• What you are asked to do:
Can you write out the whole listing exactly?

══ Records supplied

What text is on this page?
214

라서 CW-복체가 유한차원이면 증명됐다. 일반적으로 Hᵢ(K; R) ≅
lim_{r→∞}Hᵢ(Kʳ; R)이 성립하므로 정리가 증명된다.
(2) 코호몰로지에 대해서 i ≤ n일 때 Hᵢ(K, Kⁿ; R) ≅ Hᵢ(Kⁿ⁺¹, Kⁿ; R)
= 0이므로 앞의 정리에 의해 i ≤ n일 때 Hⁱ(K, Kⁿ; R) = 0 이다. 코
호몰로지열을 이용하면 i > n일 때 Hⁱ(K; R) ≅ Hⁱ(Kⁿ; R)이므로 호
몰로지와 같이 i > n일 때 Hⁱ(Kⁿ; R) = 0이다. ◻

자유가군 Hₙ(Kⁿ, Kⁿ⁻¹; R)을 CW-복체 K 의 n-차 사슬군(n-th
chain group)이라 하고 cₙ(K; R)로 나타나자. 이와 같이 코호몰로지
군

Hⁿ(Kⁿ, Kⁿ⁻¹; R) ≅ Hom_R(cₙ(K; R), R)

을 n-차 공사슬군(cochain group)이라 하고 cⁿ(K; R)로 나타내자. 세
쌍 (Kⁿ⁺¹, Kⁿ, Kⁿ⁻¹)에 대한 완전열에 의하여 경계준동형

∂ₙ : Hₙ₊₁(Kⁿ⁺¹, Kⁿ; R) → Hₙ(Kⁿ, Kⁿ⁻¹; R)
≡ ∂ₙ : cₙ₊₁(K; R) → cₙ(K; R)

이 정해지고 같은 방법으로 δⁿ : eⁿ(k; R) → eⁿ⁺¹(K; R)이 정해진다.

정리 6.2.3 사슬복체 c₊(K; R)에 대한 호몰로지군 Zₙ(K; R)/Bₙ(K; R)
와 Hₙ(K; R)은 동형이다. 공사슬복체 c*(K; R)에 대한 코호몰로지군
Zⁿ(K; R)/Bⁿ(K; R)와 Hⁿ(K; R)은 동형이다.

════

• Correct answer:
What text is on this page?
214

라서 CW-복체가 유한차원이면 증명됐다. 일반적으로 Hᵢ(K; R) ≅
lim_{r→∞}Hᵢ(Kʳ; R)이 성립하므로 정리가 증명된다.
(2) 코호몰로지에 대해서 i ≤ n일 때 Hᵢ(K, Kⁿ; R) ≅ Hᵢ(Kⁿ⁺¹, Kⁿ; R)
= 0이므로 앞의 정리에 의해 i ≤ n일 때 Hⁱ(K, Kⁿ; R) = 0 이다. 코
호몰로지열을 이용하면 i > n일 때 Hⁱ(K; R) ≅ Hⁱ(Kⁿ; R)이므로 호
몰로지와 같이 i > n일 때 Hⁱ(Kⁿ; R) = 0이다. ◻

자유가군 Hₙ(Kⁿ, Kⁿ⁻¹; R)을 CW-복체 K 의 n-차 사슬군(n-th
chain group)이라 하고 cₙ(K; R)로 나타나자. 이와 같이 코호몰로지
군

Hⁿ(Kⁿ, Kⁿ⁻¹; R) ≅ Hom_R(cₙ(K; R), R)

을 n-차 공사슬군(cochain group)이라 하고 cⁿ(K; R)로 나타내자. 세
쌍 (Kⁿ⁺¹, Kⁿ, Kⁿ⁻¹)에 대한 완전열에 의하여 경계준동형

∂ₙ : Hₙ₊₁(Kⁿ⁺¹, Kⁿ; R) → Hₙ(Kⁿ, Kⁿ⁻¹; R)
≡ ∂ₙ : cₙ₊₁(K; R) → cₙ(K; R)

이 정해지고 같은 방법으로 δⁿ : eⁿ(k; R) → eⁿ⁺¹(K; R)이 정해진다.

정리 6.2.3 사슬복체 c₊(K; R)에 대한 호몰로지군 Zₙ(K; R)/Bₙ(K; R)
와 Hₙ(K; R)은 동형이다. 공사슬복체 c*(K; R)에 대한 코호몰로지군
Zⁿ(K; R)/Bⁿ(K; R)와 Hⁿ(K; R)은 동형이다.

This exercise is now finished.